-------- 抜粋本文 --------
『Outdoor』No.163(山と溪谷社/1996.10)



「大内正伸の花園山釣り紀行
文・イラスト/大内正伸









ふるさとの山、花園山

 小学生のころから、僕は昆虫少年としてチョウを追いかけていた。水戸の市街地に生まれ育った僕は、やがて山地性の珍しいチョウを求めて、県北の山をめざすようになった。同時に釣りにも熱中していたけれど、こちらは中学時代にルアー釣りのブームに巻きこまれ、やはり県北の谷にヤマメを追い求めるようになる。そんなわけで、どちらの要求にも応えてくれる花園山周辺は、当時から格好のフィールドで、電車とバスを乗り継いで、よく出かけたものだった。

 でも、それだけではなかった。花園には、いわく言いがたい魅力があったのだ。
 高校時代、勉強もせず、ただ自然の中に浸ることに喜びを覚え、図書館で山の写真や仏像の写真に心ひかれていたあのとき、僕は絵画に深く傾倒しながらも、どこか進路に疑問を感じ、ますます自然の中に沈潜する道を選んでいった。卒業したその夏、僕はフレームパックを背に、朝日連峰へのイワナ釣りの旅に出かけた。

 たそがれの空を乱舞するゼフィルス。花崗岩の白泡に踊るイワナたち。近ころは山岳の花々に魅せられ、僕は旅を続けてきた。そして今は森に興味をもち、林業の真似ごとを楽しんでいる。花園は、僕の長い人生の旅の前奏曲。あるいは創作の核ともいえる思い出をくれた場所だ。
-------- 記録資料 --------
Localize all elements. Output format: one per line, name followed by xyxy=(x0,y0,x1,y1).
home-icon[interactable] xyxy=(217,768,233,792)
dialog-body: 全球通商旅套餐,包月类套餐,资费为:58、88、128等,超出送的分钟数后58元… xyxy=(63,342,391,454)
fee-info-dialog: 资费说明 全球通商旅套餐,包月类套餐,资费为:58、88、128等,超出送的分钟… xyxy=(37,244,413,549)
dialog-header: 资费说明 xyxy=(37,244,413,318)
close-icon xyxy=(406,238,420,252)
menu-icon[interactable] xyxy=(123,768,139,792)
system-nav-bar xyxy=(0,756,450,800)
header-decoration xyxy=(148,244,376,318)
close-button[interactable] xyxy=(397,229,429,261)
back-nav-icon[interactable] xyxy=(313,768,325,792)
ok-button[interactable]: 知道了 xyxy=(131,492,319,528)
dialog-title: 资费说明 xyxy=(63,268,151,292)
--------
_課題内容:_
**A)** 抜粋本文によれば、筆者が高校卒業の夏にイワナ釣りの旅で向かった先はどこですか。
**B)** 抜粋本文の「小学生のころから、僕は昆虫少」から「いえる思い出をくれた場所だ。」までを、一字一句違えずに書き写してください。
**C)** 抜粋本文のうち「小学生のころから」で始まる段落を、主要な事実を保ったまま箇条書きに改めてください。

_解答:_
**A)** 朝日連峰です。

**B)**
小学生のころから、僕は昆虫少年としてチョウを追いかけていた。水戸の市街地に生まれ育った僕は、やがて山地性の珍しいチョウを求めて、県北の山をめざすようになった。同時に釣りにも熱中していたけれど、こちらは中学時代にルアー釣りのブームに巻きこまれ、やはり県北の谷にヤマメを追い求めるようになる。そんなわけで、どちらの要求にも応えてくれる花園山周辺は、当時から格好のフィールドで、電車とバスを乗り継いで、よく出かけたものだった。

 でも、それだけではなかった。花園には、いわく言いがたい魅力があったのだ。
 高校時代、勉強もせず、ただ自然の中に浸ることに喜びを覚え、図書館で山の写真や仏像の写真に心ひかれていたあのとき、僕は絵画に深く傾倒しながらも、どこか進路に疑問を感じ、ますます自然の中に沈潜する道を選んでいった。卒業したその夏、僕はフレームパックを背に、朝日連峰へのイワナ釣りの旅に出かけた。

 たそがれの空を乱舞するゼフィルス。花崗岩の白泡に踊るイワナたち。近ころは山岳の花々に魅せられ、僕は旅を続けてきた。そして今は森に興味をもち、林業の真似ごとを楽しんでいる。花園は、僕の長い人生の旅の前奏曲。あるいは創作の核ともいえる思い出をくれた場所だ。

**C)**
- 小学生のころから昆虫少年としてチョウを追いかけていた。
- 水戸の市街地に生まれ育ち、山地性の珍しいチョウを求めて県北の山をめざすようになった。
- 中学時代にルアー釣りのブームに巻きこまれ、県北の谷でヤマメを追い求めるようになった。
- 花園山周辺はチョウと釣りの両方に応えてくれる格好のフィールドであり、電車とバスを乗り継いでよく出かけた。